- **PROBLEM TO SOLVE**: Repeat all the material exactly; pictures stay out of your copy.

- **DATASET ENTRIES**:
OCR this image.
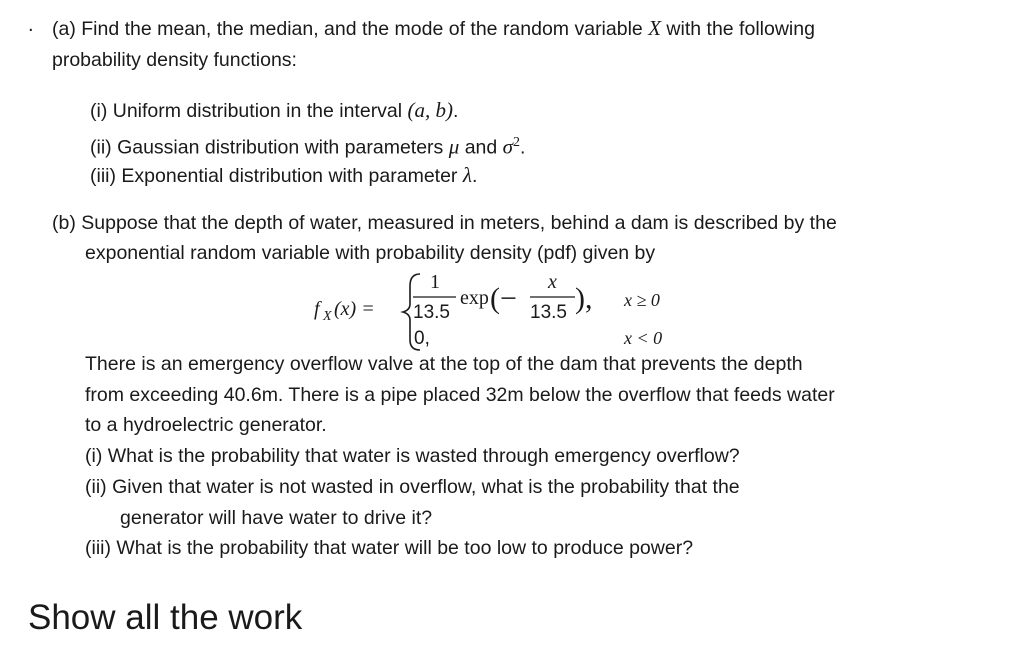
. (a) Find the mean, the median, and the mode of the random variable X with the following
probability density functions:
(i) Uniform distribution in the interval (a, b).
(ii) Gaussian distribution with parameters μ and $\sigma^2$.
(iii) Exponential distribution with parameter λ.
(b) Suppose that the depth of water, measured in meters, behind a dam is described by the
exponential random variable with probability density (pdf) given by
f X (x) =
1
13.5
exp (− x
13.5 ), x ≥ 0
0,	x < 0
There is an emergency overflow valve at the top of the dam that prevents the depth
from exceeding 40.6m. There is a pipe placed 32m below the overflow that feeds water
to a hydroelectric generator.
(i) What is the probability that water is wasted through emergency overflow?
(ii) Given that water is not wasted in overflow, what is the probability that the
generator will have water to drive it?
(iii) What is the probability that water will be too low to produce power?
Show all the work
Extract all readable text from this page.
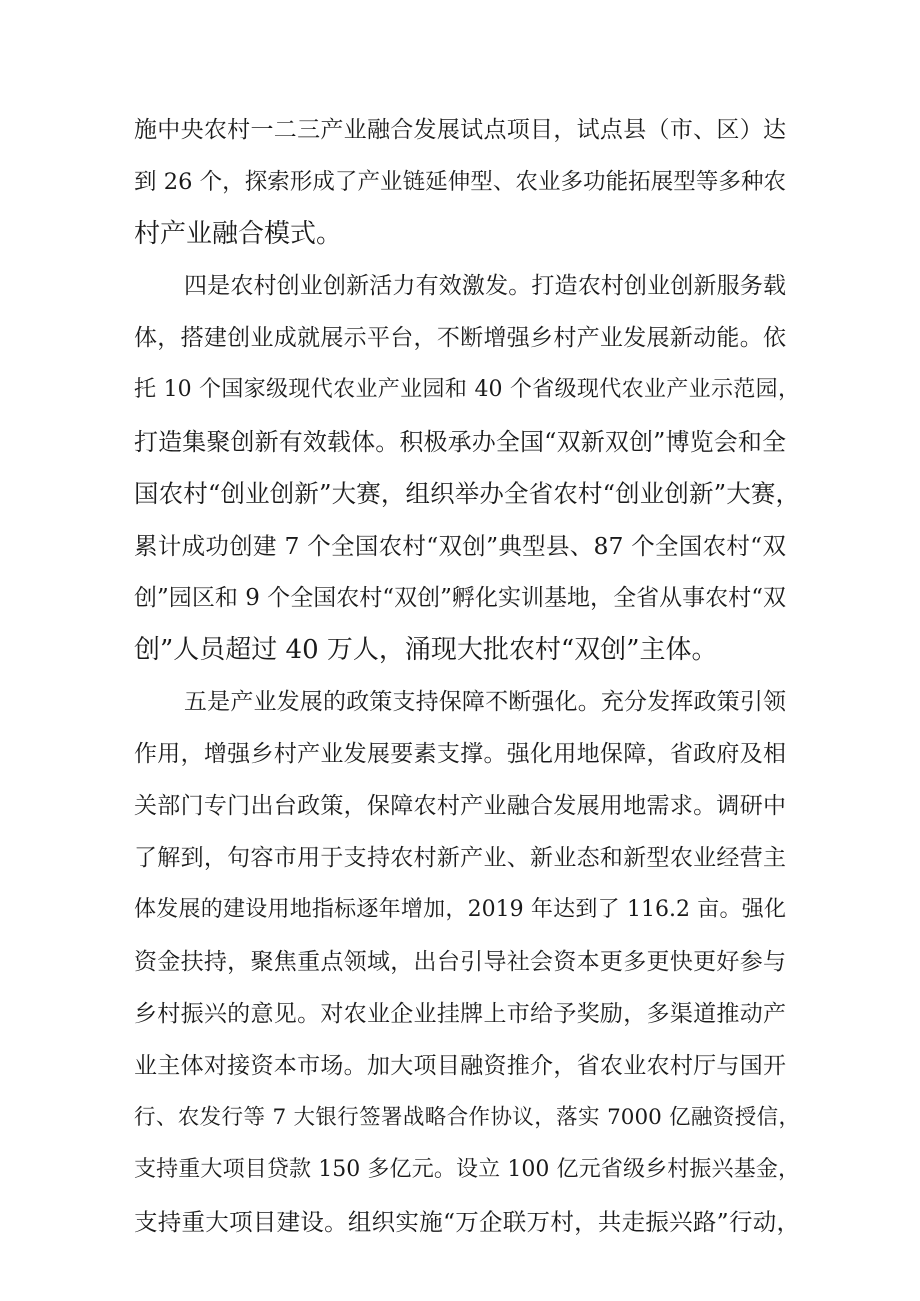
施中央农村一二三产业融合发展试点项目，试点县（市、区）达
到 26 个，探索形成了产业链延伸型、农业多功能拓展型等多种农
村产业融合模式。
四是农村创业创新活力有效激发。打造农村创业创新服务载
体，搭建创业成就展示平台，不断增强乡村产业发展新动能。依
托 10 个国家级现代农业产业园和 40 个省级现代农业产业示范园，
打造集聚创新有效载体。积极承办全国“双新双创”博览会和全
国农村“创业创新”大赛，组织举办全省农村“创业创新”大赛，
累计成功创建 7 个全国农村“双创”典型县、87 个全国农村“双
创”园区和 9 个全国农村“双创”孵化实训基地，全省从事农村“双
创”人员超过 40 万人，涌现大批农村“双创”主体。
五是产业发展的政策支持保障不断强化。充分发挥政策引领
作用，增强乡村产业发展要素支撑。强化用地保障，省政府及相
关部门专门出台政策，保障农村产业融合发展用地需求。调研中
了解到，句容市用于支持农村新产业、新业态和新型农业经营主
体发展的建设用地指标逐年增加，2019 年达到了 116.2 亩。强化
资金扶持，聚焦重点领域，出台引导社会资本更多更快更好参与
乡村振兴的意见。对农业企业挂牌上市给予奖励，多渠道推动产
业主体对接资本市场。加大项目融资推介，省农业农村厅与国开
行、农发行等 7 大银行签署战略合作协议，落实 7000 亿融资授信，
支持重大项目贷款 150 多亿元。设立 100 亿元省级乡村振兴基金，
支持重大项目建设。组织实施“万企联万村，共走振兴路”行动，
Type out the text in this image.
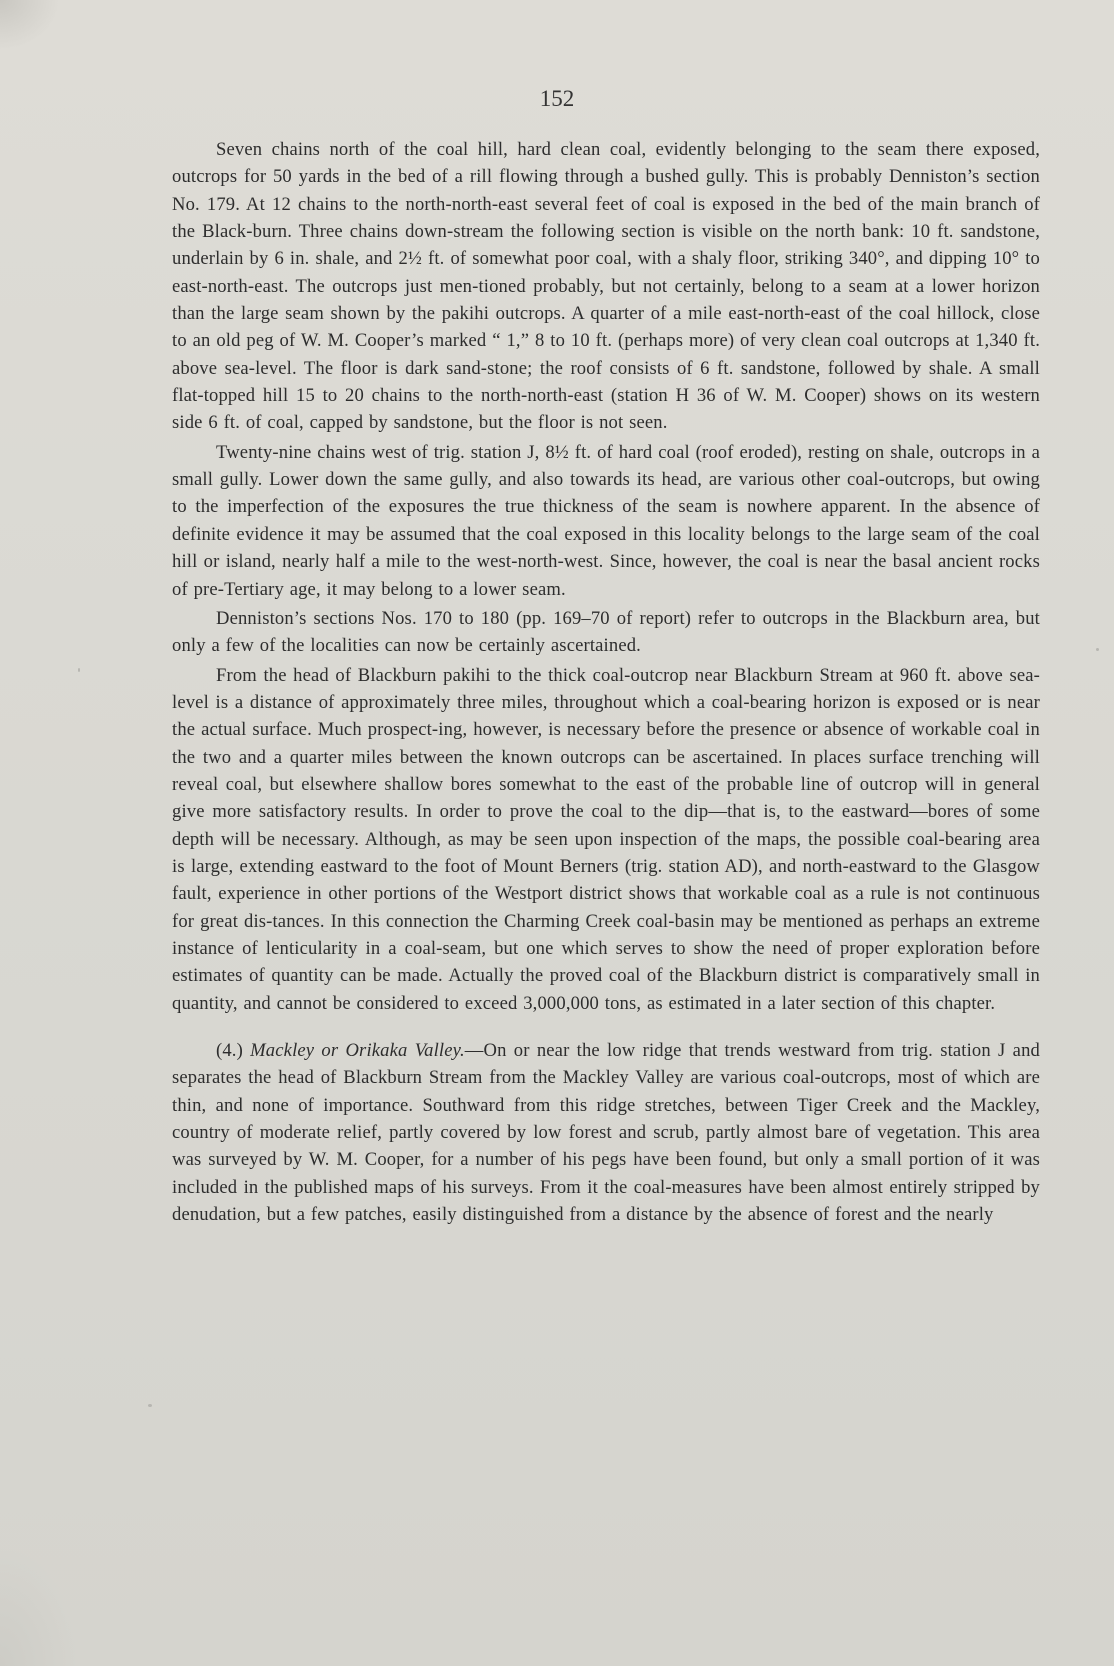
152

Seven chains north of the coal hill, hard clean coal, evidently belonging to the seam there exposed, outcrops for 50 yards in the bed of a rill flowing through a bushed gully. This is probably Denniston’s section No. 179. At 12 chains to the north-north-east several feet of coal is exposed in the bed of the main branch of the Black-burn. Three chains down-stream the following section is visible on the north bank: 10 ft. sandstone, underlain by 6 in. shale, and 2½ ft. of somewhat poor coal, with a shaly floor, striking 340°, and dipping 10° to east-north-east. The outcrops just men-tioned probably, but not certainly, belong to a seam at a lower horizon than the large seam shown by the pakihi outcrops. A quarter of a mile east-north-east of the coal hillock, close to an old peg of W. M. Cooper’s marked “ 1,” 8 to 10 ft. (perhaps more) of very clean coal outcrops at 1,340 ft. above sea-level. The floor is dark sand-stone; the roof consists of 6 ft. sandstone, followed by shale. A small flat-topped hill 15 to 20 chains to the north-north-east (station H 36 of W. M. Cooper) shows on its western side 6 ft. of coal, capped by sandstone, but the floor is not seen.

Twenty-nine chains west of trig. station J, 8½ ft. of hard coal (roof eroded), resting on shale, outcrops in a small gully. Lower down the same gully, and also towards its head, are various other coal-outcrops, but owing to the imperfection of the exposures the true thickness of the seam is nowhere apparent. In the absence of definite evidence it may be assumed that the coal exposed in this locality belongs to the large seam of the coal hill or island, nearly half a mile to the west-north-west. Since, however, the coal is near the basal ancient rocks of pre-Tertiary age, it may belong to a lower seam.

Denniston’s sections Nos. 170 to 180 (pp. 169–70 of report) refer to outcrops in the Blackburn area, but only a few of the localities can now be certainly ascertained.

From the head of Blackburn pakihi to the thick coal-outcrop near Blackburn Stream at 960 ft. above sea-level is a distance of approximately three miles, throughout which a coal-bearing horizon is exposed or is near the actual surface. Much prospect-ing, however, is necessary before the presence or absence of workable coal in the two and a quarter miles between the known outcrops can be ascertained. In places surface trenching will reveal coal, but elsewhere shallow bores somewhat to the east of the probable line of outcrop will in general give more satisfactory results. In order to prove the coal to the dip—that is, to the eastward—bores of some depth will be necessary. Although, as may be seen upon inspection of the maps, the possible coal-bearing area is large, extending eastward to the foot of Mount Berners (trig. station AD), and north-eastward to the Glasgow fault, experience in other portions of the Westport district shows that workable coal as a rule is not continuous for great dis-tances. In this connection the Charming Creek coal-basin may be mentioned as perhaps an extreme instance of lenticularity in a coal-seam, but one which serves to show the need of proper exploration before estimates of quantity can be made. Actually the proved coal of the Blackburn district is comparatively small in quantity, and cannot be considered to exceed 3,000,000 tons, as estimated in a later section of this chapter.

(4.) Mackley or Orikaka Valley.—On or near the low ridge that trends westward from trig. station J and separates the head of Blackburn Stream from the Mackley Valley are various coal-outcrops, most of which are thin, and none of importance. Southward from this ridge stretches, between Tiger Creek and the Mackley, country of moderate relief, partly covered by low forest and scrub, partly almost bare of vegetation. This area was surveyed by W. M. Cooper, for a number of his pegs have been found, but only a small portion of it was included in the published maps of his surveys. From it the coal-measures have been almost entirely stripped by denudation, but a few patches, easily distinguished from a distance by the absence of forest and the nearly
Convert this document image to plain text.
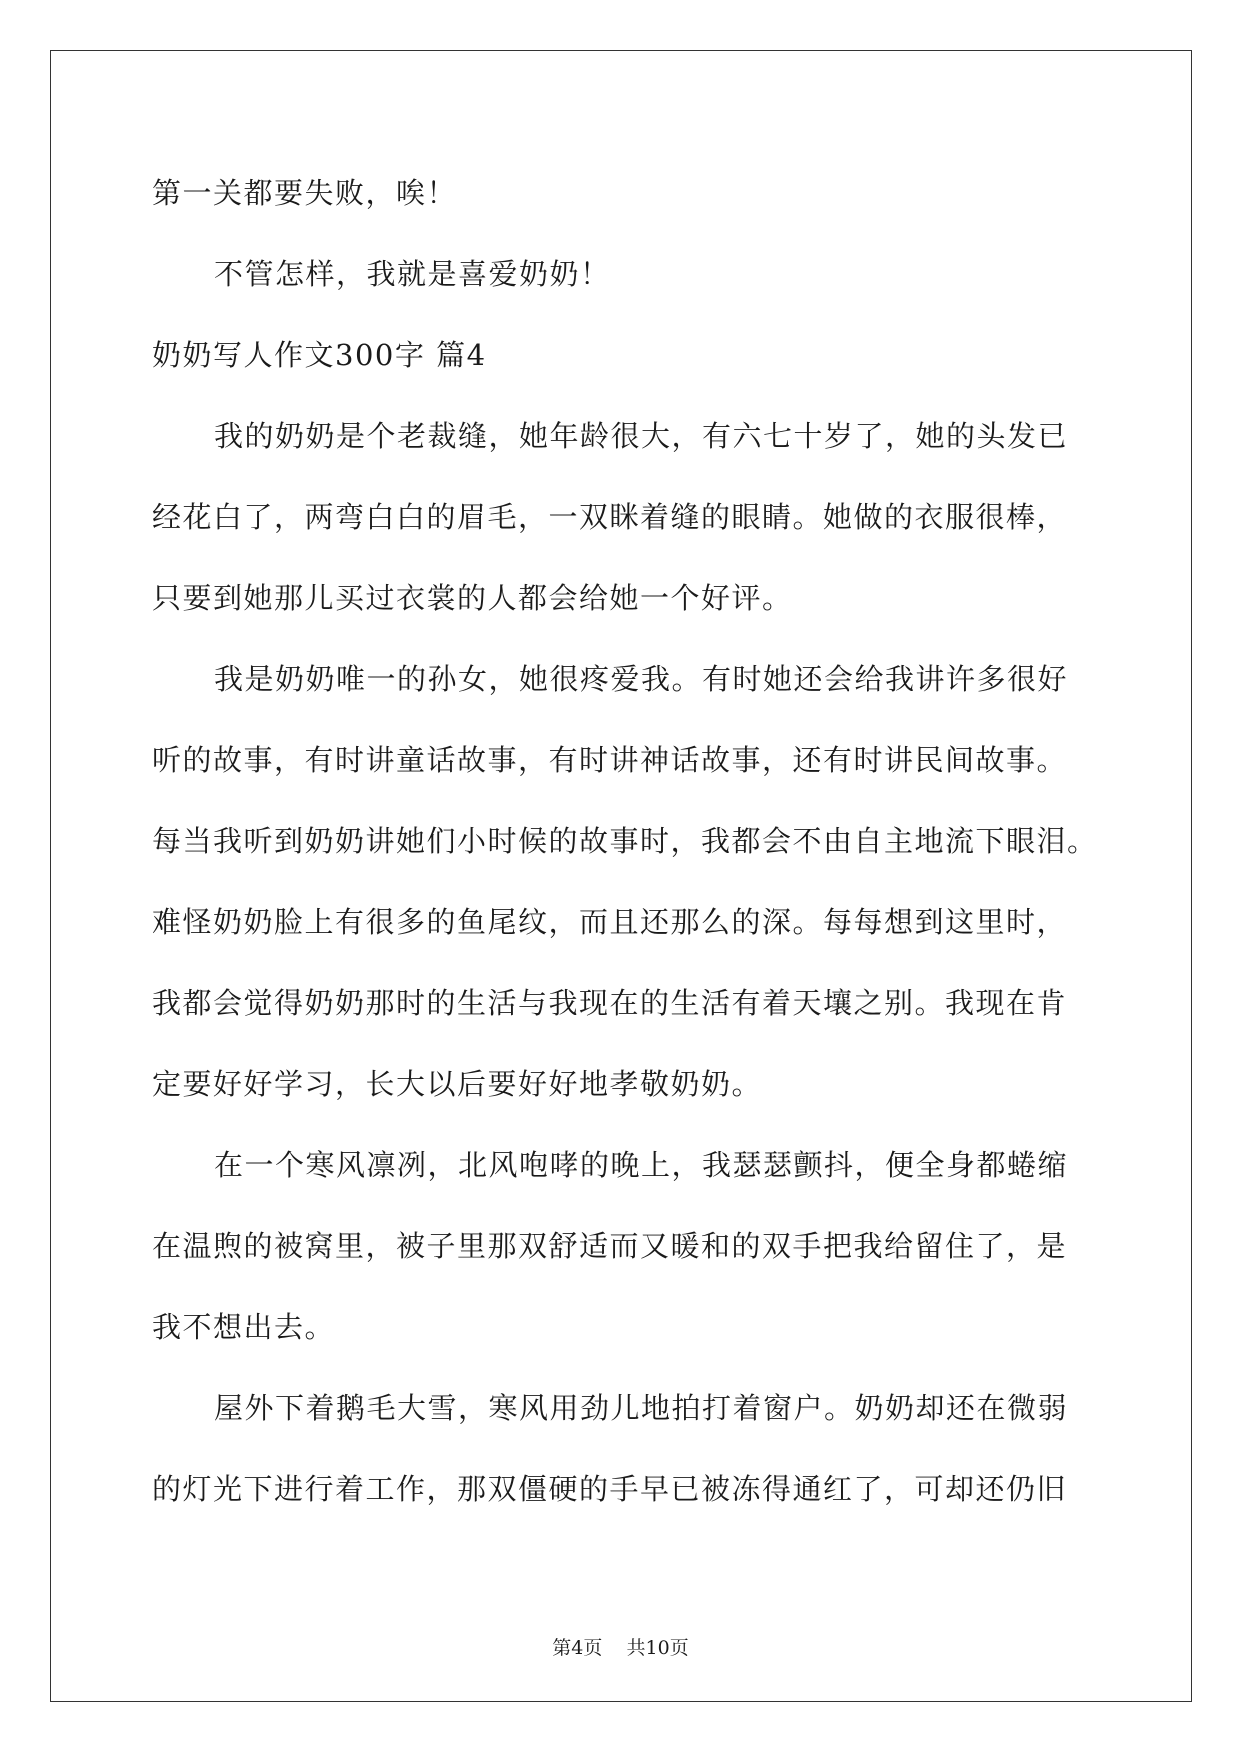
第一关都要失败，唉！
不管怎样，我就是喜爱奶奶！
奶奶写人作文300字 篇4
我的奶奶是个老裁缝，她年龄很大，有六七十岁了，她的头发已
经花白了，两弯白白的眉毛，一双眯着缝的眼睛。她做的衣服很棒，
只要到她那儿买过衣裳的人都会给她一个好评。
我是奶奶唯一的孙女，她很疼爱我。有时她还会给我讲许多很好
听的故事，有时讲童话故事，有时讲神话故事，还有时讲民间故事。
每当我听到奶奶讲她们小时候的故事时，我都会不由自主地流下眼泪。
难怪奶奶脸上有很多的鱼尾纹，而且还那么的深。每每想到这里时，
我都会觉得奶奶那时的生活与我现在的生活有着天壤之别。我现在肯
定要好好学习，长大以后要好好地孝敬奶奶。
在一个寒风凛冽，北风咆哮的晚上，我瑟瑟颤抖，便全身都蜷缩
在温煦的被窝里，被子里那双舒适而又暖和的双手把我给留住了，是
我不想出去。
屋外下着鹅毛大雪，寒风用劲儿地拍打着窗户。奶奶却还在微弱
的灯光下进行着工作，那双僵硬的手早已被冻得通红了，可却还仍旧
第4页    共10页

- **SOLUTION FOR THIS TASK**:
OCR this image.
. (a) Find the mean, the median, and the mode of the random variable X with the following
probability density functions:
(i) Uniform distribution in the interval (a, b).
(ii) Gaussian distribution with parameters μ and $\sigma^2$.
(iii) Exponential distribution with parameter λ.
(b) Suppose that the depth of water, measured in meters, behind a dam is described by the
exponential random variable with probability density (pdf) given by
f X (x) =
1
13.5
exp (− x
13.5 ), x ≥ 0
0,	x < 0
There is an emergency overflow valve at the top of the dam that prevents the depth
from exceeding 40.6m. There is a pipe placed 32m below the overflow that feeds water
to a hydroelectric generator.
(i) What is the probability that water is wasted through emergency overflow?
(ii) Given that water is not wasted in overflow, what is the probability that the
generator will have water to drive it?
(iii) What is the probability that water will be too low to produce power?
Show all the work
Extract all readable text from this page.
施中央农村一二三产业融合发展试点项目，试点县（市、区）达
到 26 个，探索形成了产业链延伸型、农业多功能拓展型等多种农
村产业融合模式。
四是农村创业创新活力有效激发。打造农村创业创新服务载
体，搭建创业成就展示平台，不断增强乡村产业发展新动能。依
托 10 个国家级现代农业产业园和 40 个省级现代农业产业示范园，
打造集聚创新有效载体。积极承办全国“双新双创”博览会和全
国农村“创业创新”大赛，组织举办全省农村“创业创新”大赛，
累计成功创建 7 个全国农村“双创”典型县、87 个全国农村“双
创”园区和 9 个全国农村“双创”孵化实训基地，全省从事农村“双
创”人员超过 40 万人，涌现大批农村“双创”主体。
五是产业发展的政策支持保障不断强化。充分发挥政策引领
作用，增强乡村产业发展要素支撑。强化用地保障，省政府及相
关部门专门出台政策，保障农村产业融合发展用地需求。调研中
了解到，句容市用于支持农村新产业、新业态和新型农业经营主
体发展的建设用地指标逐年增加，2019 年达到了 116.2 亩。强化
资金扶持，聚焦重点领域，出台引导社会资本更多更快更好参与
乡村振兴的意见。对农业企业挂牌上市给予奖励，多渠道推动产
业主体对接资本市场。加大项目融资推介，省农业农村厅与国开
行、农发行等 7 大银行签署战略合作协议，落实 7000 亿融资授信，
支持重大项目贷款 150 多亿元。设立 100 亿元省级乡村振兴基金，
支持重大项目建设。组织实施“万企联万村，共走振兴路”行动，
Type out the text in this image.
152

Seven chains north of the coal hill, hard clean coal, evidently belonging to the seam there exposed, outcrops for 50 yards in the bed of a rill flowing through a bushed gully. This is probably Denniston’s section No. 179. At 12 chains to the north-north-east several feet of coal is exposed in the bed of the main branch of the Black-burn. Three chains down-stream the following section is visible on the north bank: 10 ft. sandstone, underlain by 6 in. shale, and 2½ ft. of somewhat poor coal, with a shaly floor, striking 340°, and dipping 10° to east-north-east. The outcrops just men-tioned probably, but not certainly, belong to a seam at a lower horizon than the large seam shown by the pakihi outcrops. A quarter of a mile east-north-east of the coal hillock, close to an old peg of W. M. Cooper’s marked “ 1,” 8 to 10 ft. (perhaps more) of very clean coal outcrops at 1,340 ft. above sea-level. The floor is dark sand-stone; the roof consists of 6 ft. sandstone, followed by shale. A small flat-topped hill 15 to 20 chains to the north-north-east (station H 36 of W. M. Cooper) shows on its western side 6 ft. of coal, capped by sandstone, but the floor is not seen.

Twenty-nine chains west of trig. station J, 8½ ft. of hard coal (roof eroded), resting on shale, outcrops in a small gully. Lower down the same gully, and also towards its head, are various other coal-outcrops, but owing to the imperfection of the exposures the true thickness of the seam is nowhere apparent. In the absence of definite evidence it may be assumed that the coal exposed in this locality belongs to the large seam of the coal hill or island, nearly half a mile to the west-north-west. Since, however, the coal is near the basal ancient rocks of pre-Tertiary age, it may belong to a lower seam.

Denniston’s sections Nos. 170 to 180 (pp. 169–70 of report) refer to outcrops in the Blackburn area, but only a few of the localities can now be certainly ascertained.

From the head of Blackburn pakihi to the thick coal-outcrop near Blackburn Stream at 960 ft. above sea-level is a distance of approximately three miles, throughout which a coal-bearing horizon is exposed or is near the actual surface. Much prospect-ing, however, is necessary before the presence or absence of workable coal in the two and a quarter miles between the known outcrops can be ascertained. In places surface trenching will reveal coal, but elsewhere shallow bores somewhat to the east of the probable line of outcrop will in general give more satisfactory results. In order to prove the coal to the dip—that is, to the eastward—bores of some depth will be necessary. Although, as may be seen upon inspection of the maps, the possible coal-bearing area is large, extending eastward to the foot of Mount Berners (trig. station AD), and north-eastward to the Glasgow fault, experience in other portions of the Westport district shows that workable coal as a rule is not continuous for great dis-tances. In this connection the Charming Creek coal-basin may be mentioned as perhaps an extreme instance of lenticularity in a coal-seam, but one which serves to show the need of proper exploration before estimates of quantity can be made. Actually the proved coal of the Blackburn district is comparatively small in quantity, and cannot be considered to exceed 3,000,000 tons, as estimated in a later section of this chapter.

(4.) Mackley or Orikaka Valley.—On or near the low ridge that trends westward from trig. station J and separates the head of Blackburn Stream from the Mackley Valley are various coal-outcrops, most of which are thin, and none of importance. Southward from this ridge stretches, between Tiger Creek and the Mackley, country of moderate relief, partly covered by low forest and scrub, partly almost bare of vegetation. This area was surveyed by W. M. Cooper, for a number of his pegs have been found, but only a small portion of it was included in the published maps of his surveys. From it the coal-measures have been almost entirely stripped by denudation, but a few patches, easily distinguished from a distance by the absence of forest and the nearly
Convert this document image to plain text.
第一关都要失败，唉！
不管怎样，我就是喜爱奶奶！
奶奶写人作文300字 篇4
我的奶奶是个老裁缝，她年龄很大，有六七十岁了，她的头发已
经花白了，两弯白白的眉毛，一双眯着缝的眼睛。她做的衣服很棒，
只要到她那儿买过衣裳的人都会给她一个好评。
我是奶奶唯一的孙女，她很疼爱我。有时她还会给我讲许多很好
听的故事，有时讲童话故事，有时讲神话故事，还有时讲民间故事。
每当我听到奶奶讲她们小时候的故事时，我都会不由自主地流下眼泪。
难怪奶奶脸上有很多的鱼尾纹，而且还那么的深。每每想到这里时，
我都会觉得奶奶那时的生活与我现在的生活有着天壤之别。我现在肯
定要好好学习，长大以后要好好地孝敬奶奶。
在一个寒风凛冽，北风咆哮的晚上，我瑟瑟颤抖，便全身都蜷缩
在温煦的被窝里，被子里那双舒适而又暖和的双手把我给留住了，是
我不想出去。
屋外下着鹅毛大雪，寒风用劲儿地拍打着窗户。奶奶却还在微弱
的灯光下进行着工作，那双僵硬的手早已被冻得通红了，可却还仍旧
第4页    共10页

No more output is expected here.